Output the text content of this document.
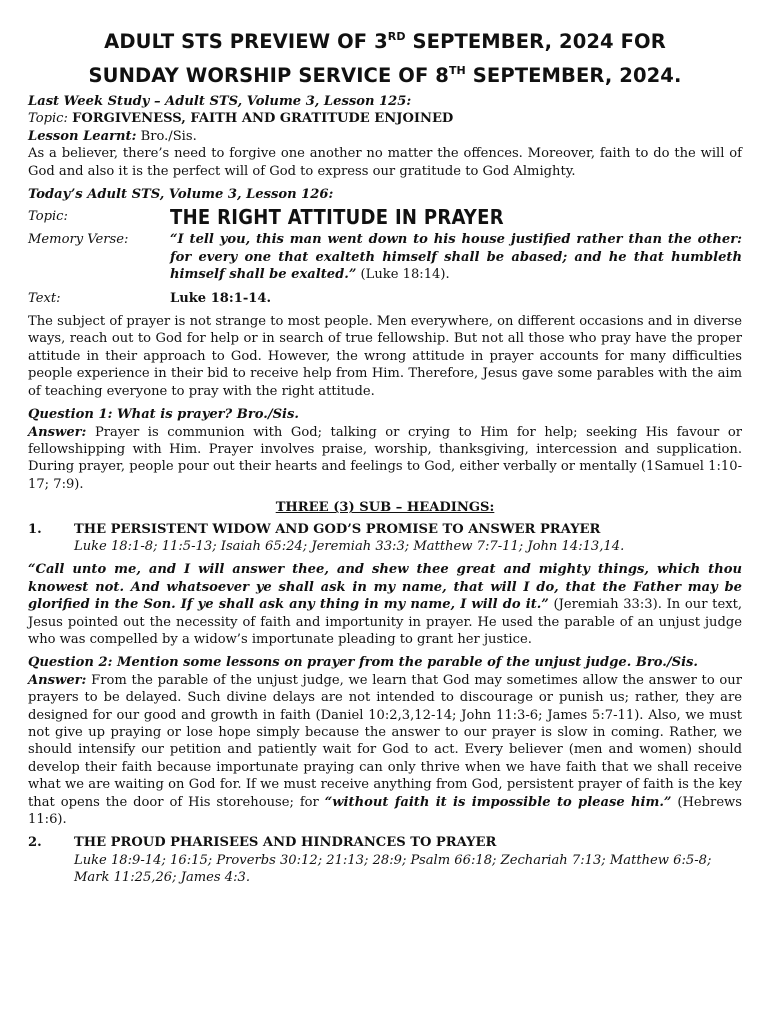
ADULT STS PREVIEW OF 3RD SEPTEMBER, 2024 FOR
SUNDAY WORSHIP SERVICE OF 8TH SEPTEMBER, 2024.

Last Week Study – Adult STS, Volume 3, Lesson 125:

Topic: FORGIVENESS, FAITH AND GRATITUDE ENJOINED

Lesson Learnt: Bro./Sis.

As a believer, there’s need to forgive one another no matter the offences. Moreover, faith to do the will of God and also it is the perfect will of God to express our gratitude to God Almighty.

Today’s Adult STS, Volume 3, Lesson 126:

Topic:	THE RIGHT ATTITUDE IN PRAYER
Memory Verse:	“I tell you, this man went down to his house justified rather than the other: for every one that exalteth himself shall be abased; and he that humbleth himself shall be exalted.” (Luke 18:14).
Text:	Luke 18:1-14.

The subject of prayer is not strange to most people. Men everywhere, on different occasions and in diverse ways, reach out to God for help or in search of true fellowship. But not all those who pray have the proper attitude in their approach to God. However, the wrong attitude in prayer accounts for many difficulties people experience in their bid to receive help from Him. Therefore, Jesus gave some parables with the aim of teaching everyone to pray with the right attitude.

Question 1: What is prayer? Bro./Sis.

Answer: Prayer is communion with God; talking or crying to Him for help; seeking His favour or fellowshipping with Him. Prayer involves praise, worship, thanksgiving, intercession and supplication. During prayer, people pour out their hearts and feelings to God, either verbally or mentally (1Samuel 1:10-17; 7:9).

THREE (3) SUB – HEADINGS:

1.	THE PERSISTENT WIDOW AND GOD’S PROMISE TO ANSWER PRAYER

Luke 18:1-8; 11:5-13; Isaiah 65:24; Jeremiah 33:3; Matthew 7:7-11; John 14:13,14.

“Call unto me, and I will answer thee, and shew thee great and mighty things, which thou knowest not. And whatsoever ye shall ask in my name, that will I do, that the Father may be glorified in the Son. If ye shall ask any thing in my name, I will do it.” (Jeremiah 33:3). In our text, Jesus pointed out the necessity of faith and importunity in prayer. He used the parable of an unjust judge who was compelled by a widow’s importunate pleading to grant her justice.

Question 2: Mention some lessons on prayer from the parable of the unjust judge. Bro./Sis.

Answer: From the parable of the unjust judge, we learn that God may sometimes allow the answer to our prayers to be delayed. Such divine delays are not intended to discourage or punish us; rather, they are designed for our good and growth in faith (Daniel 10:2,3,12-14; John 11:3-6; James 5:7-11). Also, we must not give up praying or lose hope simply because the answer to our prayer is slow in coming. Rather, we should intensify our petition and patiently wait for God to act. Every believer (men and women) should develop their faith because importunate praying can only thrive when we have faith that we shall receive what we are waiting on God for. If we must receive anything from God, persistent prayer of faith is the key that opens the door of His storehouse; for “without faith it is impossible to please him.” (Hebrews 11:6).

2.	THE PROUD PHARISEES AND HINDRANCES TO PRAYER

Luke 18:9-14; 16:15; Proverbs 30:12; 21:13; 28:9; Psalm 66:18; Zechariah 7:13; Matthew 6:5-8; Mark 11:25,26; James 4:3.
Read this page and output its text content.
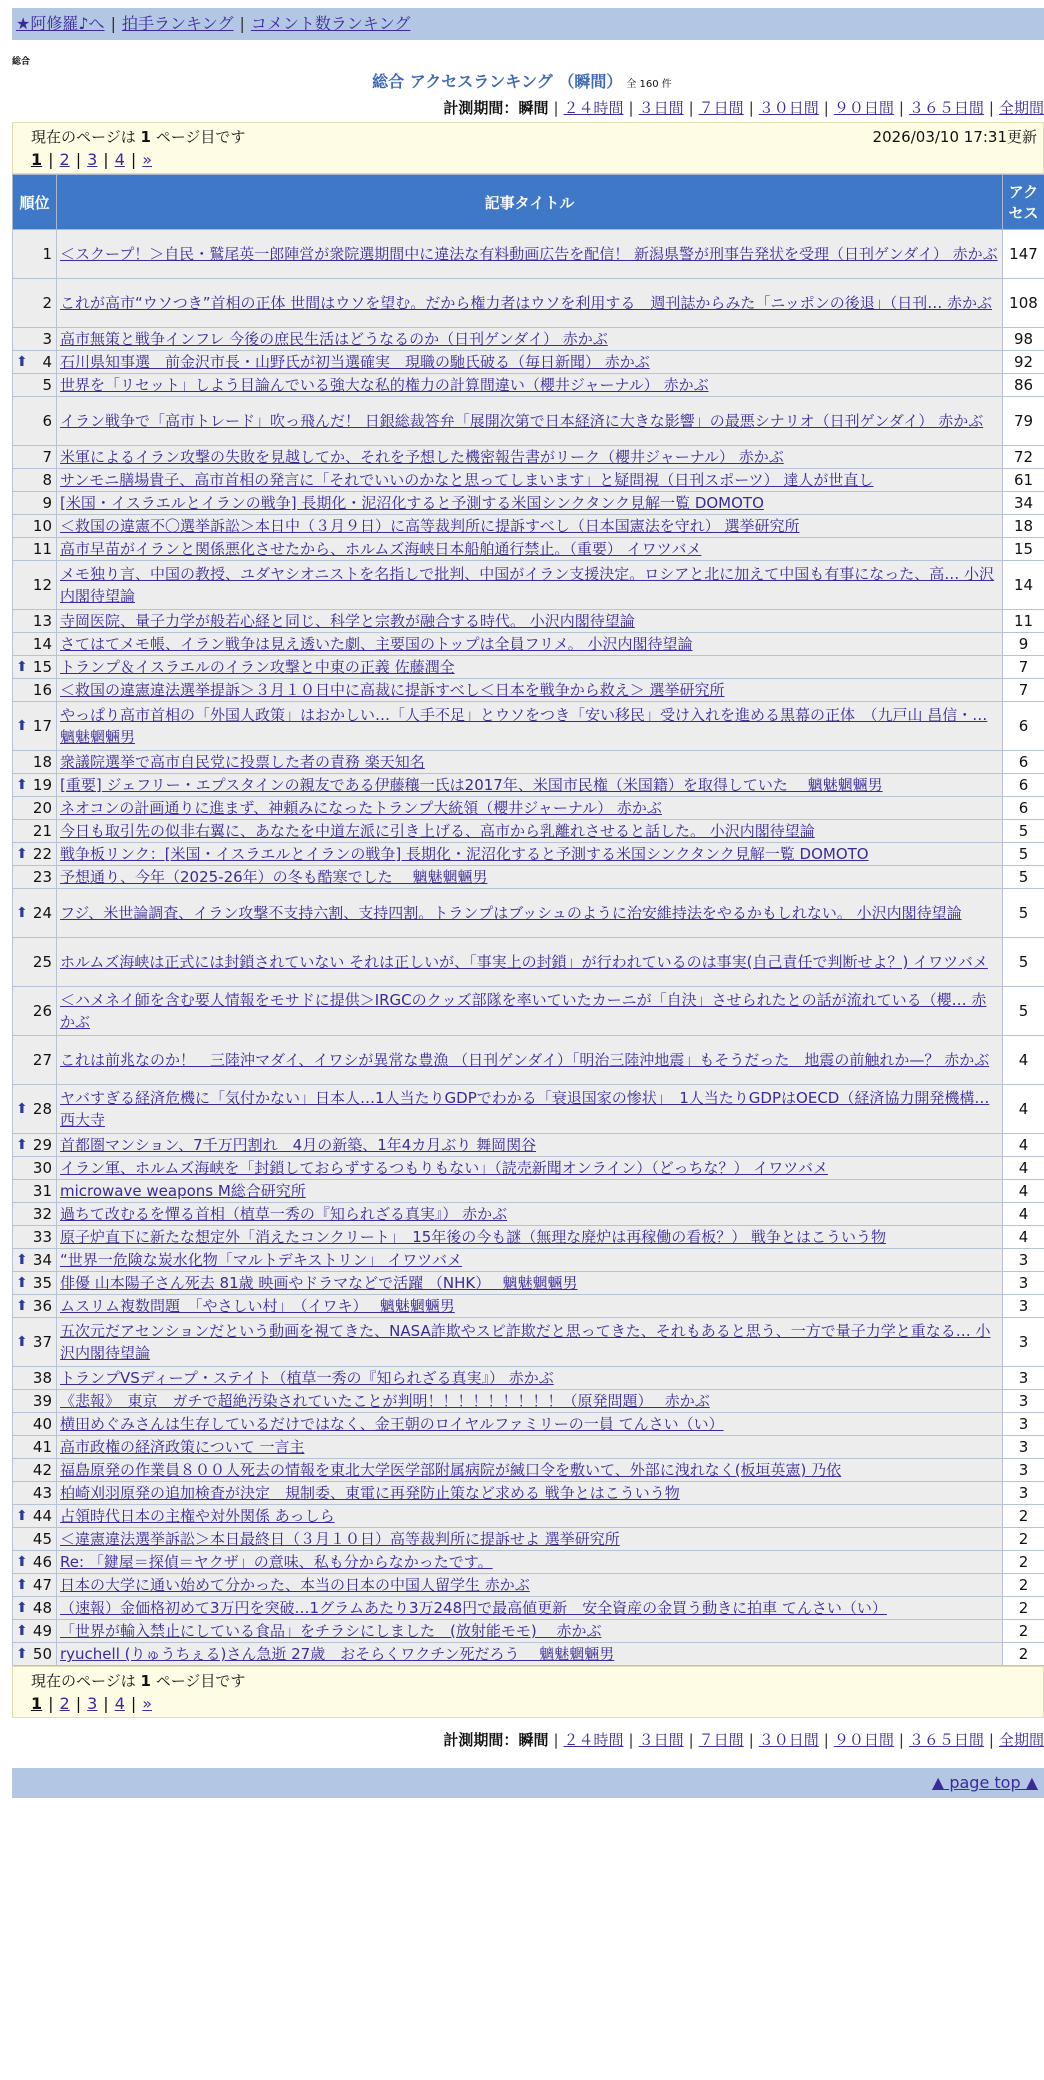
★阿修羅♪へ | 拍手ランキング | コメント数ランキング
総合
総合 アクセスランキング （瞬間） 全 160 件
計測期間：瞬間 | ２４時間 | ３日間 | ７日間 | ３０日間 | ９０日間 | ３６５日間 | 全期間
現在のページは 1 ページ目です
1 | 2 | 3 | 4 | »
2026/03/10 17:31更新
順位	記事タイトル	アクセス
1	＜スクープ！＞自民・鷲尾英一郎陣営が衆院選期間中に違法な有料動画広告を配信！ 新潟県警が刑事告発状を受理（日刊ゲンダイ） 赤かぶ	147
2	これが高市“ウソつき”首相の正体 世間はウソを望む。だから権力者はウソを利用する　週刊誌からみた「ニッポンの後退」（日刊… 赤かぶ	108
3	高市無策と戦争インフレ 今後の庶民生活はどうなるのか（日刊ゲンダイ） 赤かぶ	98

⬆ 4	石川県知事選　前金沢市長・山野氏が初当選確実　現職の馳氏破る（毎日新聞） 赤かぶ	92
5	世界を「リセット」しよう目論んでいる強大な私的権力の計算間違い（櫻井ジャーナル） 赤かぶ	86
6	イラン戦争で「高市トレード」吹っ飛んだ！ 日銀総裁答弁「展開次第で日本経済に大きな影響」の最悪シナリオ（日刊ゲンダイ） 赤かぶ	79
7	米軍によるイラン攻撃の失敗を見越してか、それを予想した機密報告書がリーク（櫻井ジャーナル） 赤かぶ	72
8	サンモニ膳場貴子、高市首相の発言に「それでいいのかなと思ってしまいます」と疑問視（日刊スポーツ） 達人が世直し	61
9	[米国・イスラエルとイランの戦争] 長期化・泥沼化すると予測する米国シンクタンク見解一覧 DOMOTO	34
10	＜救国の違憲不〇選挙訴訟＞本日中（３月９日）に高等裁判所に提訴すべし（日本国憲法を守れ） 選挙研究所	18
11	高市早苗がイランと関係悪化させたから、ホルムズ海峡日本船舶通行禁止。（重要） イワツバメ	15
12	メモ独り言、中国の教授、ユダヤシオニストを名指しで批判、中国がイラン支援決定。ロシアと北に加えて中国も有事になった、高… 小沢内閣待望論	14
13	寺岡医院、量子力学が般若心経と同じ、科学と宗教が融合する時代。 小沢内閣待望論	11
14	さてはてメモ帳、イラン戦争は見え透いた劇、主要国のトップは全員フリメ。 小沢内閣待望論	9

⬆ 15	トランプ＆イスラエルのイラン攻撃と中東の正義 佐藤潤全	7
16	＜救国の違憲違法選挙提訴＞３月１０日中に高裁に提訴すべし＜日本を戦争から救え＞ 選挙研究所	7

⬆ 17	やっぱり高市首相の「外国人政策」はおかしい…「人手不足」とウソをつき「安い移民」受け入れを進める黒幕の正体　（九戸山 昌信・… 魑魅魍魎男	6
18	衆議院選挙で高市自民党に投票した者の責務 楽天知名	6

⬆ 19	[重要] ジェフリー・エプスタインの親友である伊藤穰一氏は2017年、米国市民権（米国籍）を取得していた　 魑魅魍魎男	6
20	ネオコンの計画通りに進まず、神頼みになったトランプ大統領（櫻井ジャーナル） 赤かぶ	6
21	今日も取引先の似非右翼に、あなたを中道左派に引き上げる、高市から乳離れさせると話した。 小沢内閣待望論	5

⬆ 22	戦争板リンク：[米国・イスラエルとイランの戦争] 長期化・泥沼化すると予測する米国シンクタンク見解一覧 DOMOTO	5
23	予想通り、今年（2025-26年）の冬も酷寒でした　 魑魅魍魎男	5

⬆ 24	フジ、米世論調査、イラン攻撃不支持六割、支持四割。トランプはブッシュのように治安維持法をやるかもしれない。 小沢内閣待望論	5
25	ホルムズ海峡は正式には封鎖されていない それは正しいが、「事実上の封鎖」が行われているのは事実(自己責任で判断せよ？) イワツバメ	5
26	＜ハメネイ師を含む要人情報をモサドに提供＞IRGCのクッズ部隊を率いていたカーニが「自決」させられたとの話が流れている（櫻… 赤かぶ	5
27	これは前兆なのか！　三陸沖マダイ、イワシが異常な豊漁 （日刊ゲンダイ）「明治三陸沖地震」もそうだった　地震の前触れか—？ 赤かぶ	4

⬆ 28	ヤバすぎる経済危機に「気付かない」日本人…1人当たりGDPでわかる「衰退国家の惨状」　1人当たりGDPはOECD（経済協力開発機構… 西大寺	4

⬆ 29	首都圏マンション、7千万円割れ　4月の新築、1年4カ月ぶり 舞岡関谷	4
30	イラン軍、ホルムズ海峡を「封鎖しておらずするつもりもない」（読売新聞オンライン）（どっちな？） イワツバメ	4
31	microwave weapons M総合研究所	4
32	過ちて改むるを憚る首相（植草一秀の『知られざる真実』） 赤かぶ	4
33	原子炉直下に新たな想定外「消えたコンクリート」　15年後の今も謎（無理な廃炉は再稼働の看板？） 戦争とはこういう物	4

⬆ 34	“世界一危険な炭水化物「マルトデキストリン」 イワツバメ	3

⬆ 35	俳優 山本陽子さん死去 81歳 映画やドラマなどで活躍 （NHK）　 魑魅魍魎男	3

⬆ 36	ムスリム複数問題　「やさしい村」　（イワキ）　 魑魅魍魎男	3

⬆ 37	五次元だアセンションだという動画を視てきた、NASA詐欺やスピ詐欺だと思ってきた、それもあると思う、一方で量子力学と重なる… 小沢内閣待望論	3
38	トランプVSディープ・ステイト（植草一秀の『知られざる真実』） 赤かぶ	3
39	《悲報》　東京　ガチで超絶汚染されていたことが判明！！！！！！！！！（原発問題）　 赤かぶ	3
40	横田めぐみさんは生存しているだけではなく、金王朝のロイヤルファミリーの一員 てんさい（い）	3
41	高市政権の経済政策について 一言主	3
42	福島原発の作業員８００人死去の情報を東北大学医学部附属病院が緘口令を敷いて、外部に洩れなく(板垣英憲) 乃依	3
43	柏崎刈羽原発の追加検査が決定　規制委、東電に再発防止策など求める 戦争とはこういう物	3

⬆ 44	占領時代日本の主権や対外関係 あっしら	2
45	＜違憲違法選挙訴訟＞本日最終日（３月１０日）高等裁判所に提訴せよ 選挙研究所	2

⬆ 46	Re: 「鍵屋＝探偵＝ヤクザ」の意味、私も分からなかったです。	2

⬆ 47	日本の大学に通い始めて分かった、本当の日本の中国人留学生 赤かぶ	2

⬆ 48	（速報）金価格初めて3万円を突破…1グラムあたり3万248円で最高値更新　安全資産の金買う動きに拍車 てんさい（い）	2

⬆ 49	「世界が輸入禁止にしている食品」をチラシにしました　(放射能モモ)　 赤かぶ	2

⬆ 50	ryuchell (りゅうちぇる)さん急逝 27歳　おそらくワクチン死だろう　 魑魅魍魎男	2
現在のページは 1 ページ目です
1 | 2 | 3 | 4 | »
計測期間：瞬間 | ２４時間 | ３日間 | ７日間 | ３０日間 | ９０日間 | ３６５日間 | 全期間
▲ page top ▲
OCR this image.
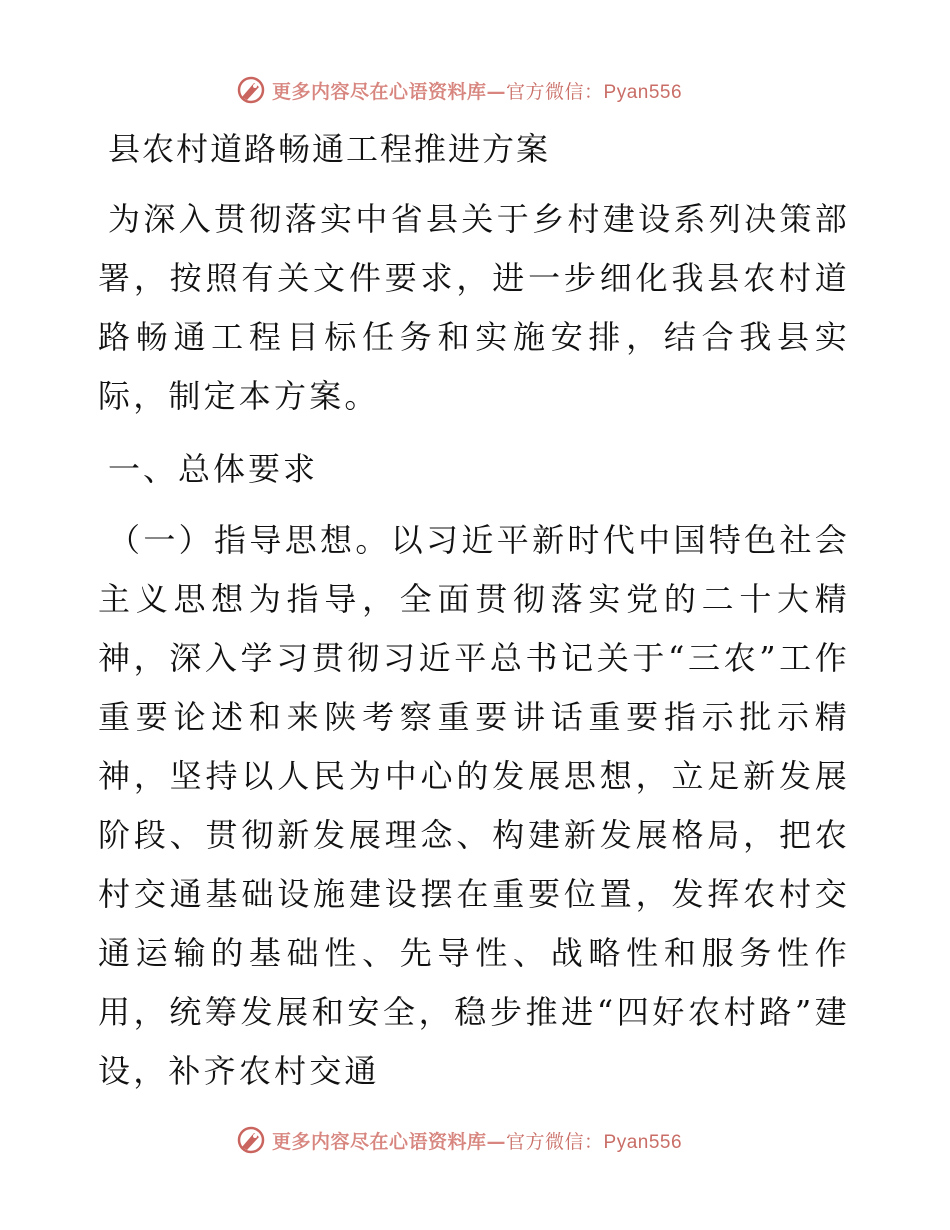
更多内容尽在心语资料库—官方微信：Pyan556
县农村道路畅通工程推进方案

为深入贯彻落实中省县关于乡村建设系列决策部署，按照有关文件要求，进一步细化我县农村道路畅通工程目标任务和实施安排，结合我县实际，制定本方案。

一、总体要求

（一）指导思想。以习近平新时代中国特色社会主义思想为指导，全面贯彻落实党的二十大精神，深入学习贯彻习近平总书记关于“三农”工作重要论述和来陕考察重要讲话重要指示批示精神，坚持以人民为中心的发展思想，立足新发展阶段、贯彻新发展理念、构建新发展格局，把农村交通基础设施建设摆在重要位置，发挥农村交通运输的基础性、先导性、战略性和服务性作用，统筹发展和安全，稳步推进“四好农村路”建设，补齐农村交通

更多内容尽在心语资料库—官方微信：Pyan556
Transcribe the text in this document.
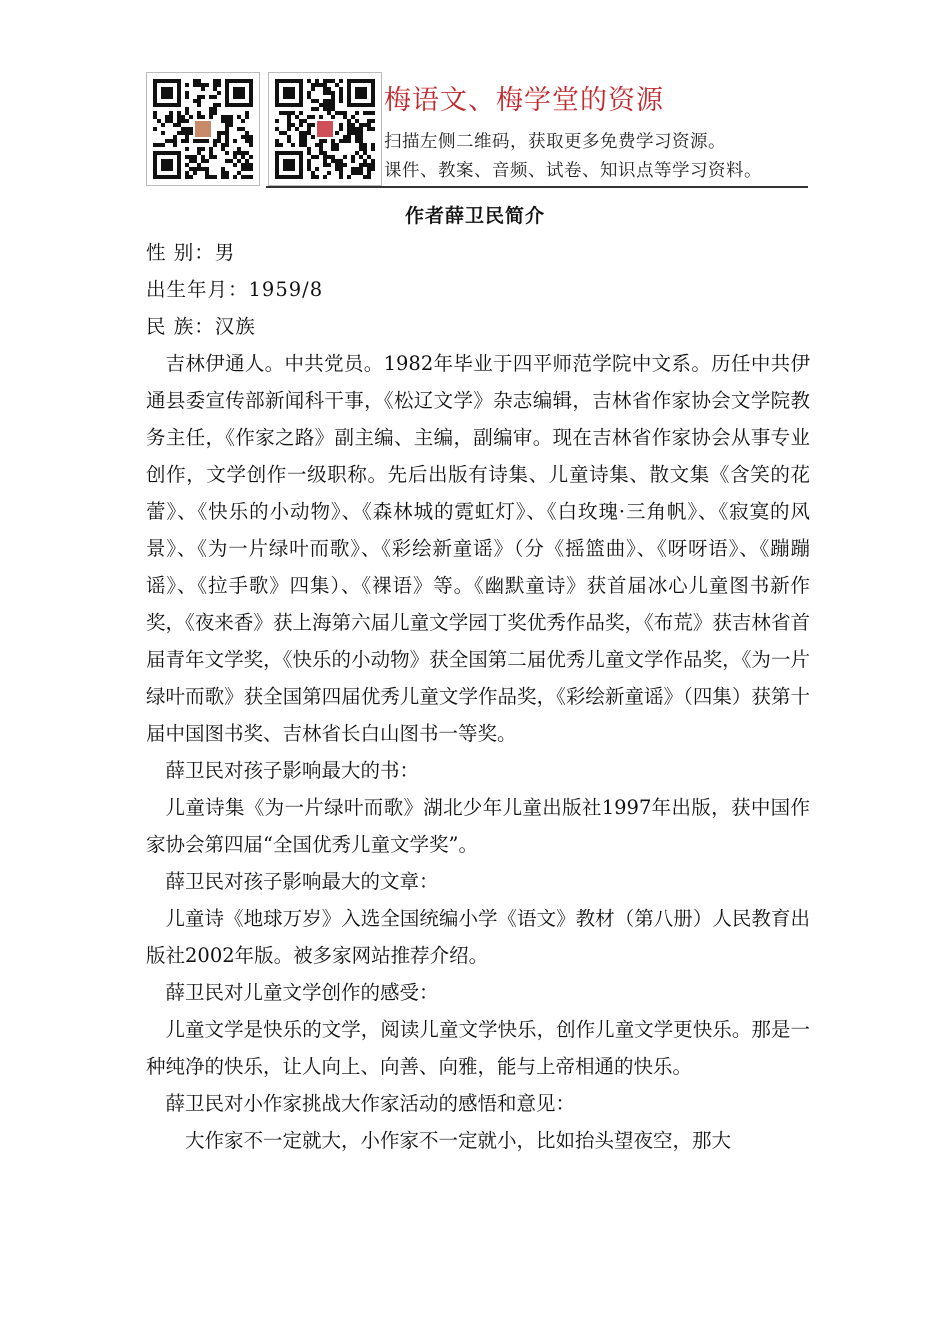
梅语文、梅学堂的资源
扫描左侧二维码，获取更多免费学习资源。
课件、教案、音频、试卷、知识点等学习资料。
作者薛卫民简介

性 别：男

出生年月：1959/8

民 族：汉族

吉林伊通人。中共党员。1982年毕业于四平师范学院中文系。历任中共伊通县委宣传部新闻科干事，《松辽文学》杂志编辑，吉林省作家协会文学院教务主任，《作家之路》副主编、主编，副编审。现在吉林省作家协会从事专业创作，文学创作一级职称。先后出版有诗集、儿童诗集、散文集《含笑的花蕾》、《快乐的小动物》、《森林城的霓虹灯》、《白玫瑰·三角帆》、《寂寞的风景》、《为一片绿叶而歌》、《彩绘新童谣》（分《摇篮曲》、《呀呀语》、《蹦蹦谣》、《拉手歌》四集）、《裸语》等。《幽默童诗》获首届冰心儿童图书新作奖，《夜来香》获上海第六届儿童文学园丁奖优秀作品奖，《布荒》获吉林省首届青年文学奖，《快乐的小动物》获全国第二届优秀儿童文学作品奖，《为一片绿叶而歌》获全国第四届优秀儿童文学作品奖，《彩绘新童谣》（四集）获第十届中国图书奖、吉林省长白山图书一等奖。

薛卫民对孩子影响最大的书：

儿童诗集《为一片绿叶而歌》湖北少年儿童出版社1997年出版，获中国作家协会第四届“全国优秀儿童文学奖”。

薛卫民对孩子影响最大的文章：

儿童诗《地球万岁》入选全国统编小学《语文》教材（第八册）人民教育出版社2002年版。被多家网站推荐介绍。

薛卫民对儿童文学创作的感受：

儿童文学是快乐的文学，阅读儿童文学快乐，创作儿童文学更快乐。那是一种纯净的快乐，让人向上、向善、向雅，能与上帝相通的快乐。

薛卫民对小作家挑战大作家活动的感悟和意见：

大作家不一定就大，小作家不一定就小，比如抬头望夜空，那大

....................

What you need to do: Skip the pictures and write out exactly the lines from the line containing "Transcribe the text in this document." through the end of the listing above.

Correct result:
Transcribe the text in this document.
梅语文、梅学堂的资源
扫描左侧二维码，获取更多免费学习资源。
课件、教案、音频、试卷、知识点等学习资料。
作者薛卫民简介

性 别：男

出生年月：1959/8

民 族：汉族

吉林伊通人。中共党员。1982年毕业于四平师范学院中文系。历任中共伊通县委宣传部新闻科干事，《松辽文学》杂志编辑，吉林省作家协会文学院教务主任，《作家之路》副主编、主编，副编审。现在吉林省作家协会从事专业创作，文学创作一级职称。先后出版有诗集、儿童诗集、散文集《含笑的花蕾》、《快乐的小动物》、《森林城的霓虹灯》、《白玫瑰·三角帆》、《寂寞的风景》、《为一片绿叶而歌》、《彩绘新童谣》（分《摇篮曲》、《呀呀语》、《蹦蹦谣》、《拉手歌》四集）、《裸语》等。《幽默童诗》获首届冰心儿童图书新作奖，《夜来香》获上海第六届儿童文学园丁奖优秀作品奖，《布荒》获吉林省首届青年文学奖，《快乐的小动物》获全国第二届优秀儿童文学作品奖，《为一片绿叶而歌》获全国第四届优秀儿童文学作品奖，《彩绘新童谣》（四集）获第十届中国图书奖、吉林省长白山图书一等奖。

薛卫民对孩子影响最大的书：

儿童诗集《为一片绿叶而歌》湖北少年儿童出版社1997年出版，获中国作家协会第四届“全国优秀儿童文学奖”。

薛卫民对孩子影响最大的文章：

儿童诗《地球万岁》入选全国统编小学《语文》教材（第八册）人民教育出版社2002年版。被多家网站推荐介绍。

薛卫民对儿童文学创作的感受：

儿童文学是快乐的文学，阅读儿童文学快乐，创作儿童文学更快乐。那是一种纯净的快乐，让人向上、向善、向雅，能与上帝相通的快乐。

薛卫民对小作家挑战大作家活动的感悟和意见：

大作家不一定就大，小作家不一定就小，比如抬头望夜空，那大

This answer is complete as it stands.